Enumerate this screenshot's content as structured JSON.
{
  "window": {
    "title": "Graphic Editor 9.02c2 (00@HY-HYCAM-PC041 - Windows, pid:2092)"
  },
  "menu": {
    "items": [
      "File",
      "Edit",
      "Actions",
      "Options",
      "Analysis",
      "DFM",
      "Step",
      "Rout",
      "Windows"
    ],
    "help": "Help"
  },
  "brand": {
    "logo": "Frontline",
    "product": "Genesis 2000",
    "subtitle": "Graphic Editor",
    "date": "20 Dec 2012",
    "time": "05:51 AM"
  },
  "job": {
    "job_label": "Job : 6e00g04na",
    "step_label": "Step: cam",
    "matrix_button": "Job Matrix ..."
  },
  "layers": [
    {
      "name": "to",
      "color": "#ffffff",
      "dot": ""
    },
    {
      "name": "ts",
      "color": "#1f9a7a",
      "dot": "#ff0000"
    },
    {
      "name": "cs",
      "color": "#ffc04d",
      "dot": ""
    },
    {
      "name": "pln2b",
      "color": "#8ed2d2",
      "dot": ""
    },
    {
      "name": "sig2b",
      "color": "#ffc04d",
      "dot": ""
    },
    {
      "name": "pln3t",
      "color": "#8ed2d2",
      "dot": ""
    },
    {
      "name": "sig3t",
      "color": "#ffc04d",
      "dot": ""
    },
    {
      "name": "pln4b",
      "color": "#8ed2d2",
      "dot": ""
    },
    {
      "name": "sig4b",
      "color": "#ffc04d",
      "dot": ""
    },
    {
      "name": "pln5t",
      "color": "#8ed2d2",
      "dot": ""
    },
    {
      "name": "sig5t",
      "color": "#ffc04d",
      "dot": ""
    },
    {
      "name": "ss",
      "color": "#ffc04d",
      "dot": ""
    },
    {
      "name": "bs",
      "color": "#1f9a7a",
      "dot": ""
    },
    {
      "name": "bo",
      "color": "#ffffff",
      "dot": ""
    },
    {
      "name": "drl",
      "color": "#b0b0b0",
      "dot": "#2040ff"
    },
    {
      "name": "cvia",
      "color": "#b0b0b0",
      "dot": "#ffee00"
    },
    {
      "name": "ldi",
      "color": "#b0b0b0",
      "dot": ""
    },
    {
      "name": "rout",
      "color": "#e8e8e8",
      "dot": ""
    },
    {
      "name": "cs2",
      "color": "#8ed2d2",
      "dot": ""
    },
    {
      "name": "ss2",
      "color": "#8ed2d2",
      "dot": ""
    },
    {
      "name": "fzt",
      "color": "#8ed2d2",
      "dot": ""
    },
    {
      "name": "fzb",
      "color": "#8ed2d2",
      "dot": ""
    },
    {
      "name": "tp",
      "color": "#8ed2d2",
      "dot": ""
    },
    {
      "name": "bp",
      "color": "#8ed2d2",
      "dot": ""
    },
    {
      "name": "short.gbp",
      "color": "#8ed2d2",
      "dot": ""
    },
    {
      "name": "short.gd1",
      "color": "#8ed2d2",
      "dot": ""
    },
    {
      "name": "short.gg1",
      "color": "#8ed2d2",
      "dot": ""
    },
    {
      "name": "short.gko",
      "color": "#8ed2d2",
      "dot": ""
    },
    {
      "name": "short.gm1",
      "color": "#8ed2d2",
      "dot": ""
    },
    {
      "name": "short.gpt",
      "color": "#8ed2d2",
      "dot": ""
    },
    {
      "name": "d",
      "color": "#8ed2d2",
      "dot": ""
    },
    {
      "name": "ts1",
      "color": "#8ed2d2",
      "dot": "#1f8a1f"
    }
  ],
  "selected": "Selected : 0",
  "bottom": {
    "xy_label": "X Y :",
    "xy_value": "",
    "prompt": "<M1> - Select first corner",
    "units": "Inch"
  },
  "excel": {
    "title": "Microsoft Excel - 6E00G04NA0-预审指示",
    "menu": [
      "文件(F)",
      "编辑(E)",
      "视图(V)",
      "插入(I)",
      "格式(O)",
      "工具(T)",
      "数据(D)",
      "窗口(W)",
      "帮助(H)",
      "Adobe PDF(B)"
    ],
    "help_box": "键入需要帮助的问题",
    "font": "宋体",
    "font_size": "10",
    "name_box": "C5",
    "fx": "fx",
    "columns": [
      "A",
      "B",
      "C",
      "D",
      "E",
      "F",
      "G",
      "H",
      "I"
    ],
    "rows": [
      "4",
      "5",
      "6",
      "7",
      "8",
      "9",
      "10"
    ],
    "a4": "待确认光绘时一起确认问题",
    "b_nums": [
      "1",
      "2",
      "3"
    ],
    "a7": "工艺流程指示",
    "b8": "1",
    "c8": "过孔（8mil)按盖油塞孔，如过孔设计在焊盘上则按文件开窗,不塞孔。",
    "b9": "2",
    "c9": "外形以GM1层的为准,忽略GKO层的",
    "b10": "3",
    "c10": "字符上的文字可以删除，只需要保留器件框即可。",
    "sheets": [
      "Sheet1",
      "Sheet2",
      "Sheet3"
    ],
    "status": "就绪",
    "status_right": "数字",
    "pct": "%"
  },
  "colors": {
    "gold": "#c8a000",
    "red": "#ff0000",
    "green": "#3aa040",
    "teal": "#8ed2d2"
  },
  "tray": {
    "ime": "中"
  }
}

━━━

Your objective ->
Scan the lines above for the word "Graphic" and copy every one where it occurs.

Solution to the problem ->
    "title": "Graphic Editor 9.02c2 (00@HY-HYCAM-PC041 - Windows, pid:2092)"
    "subtitle": "Graphic Editor",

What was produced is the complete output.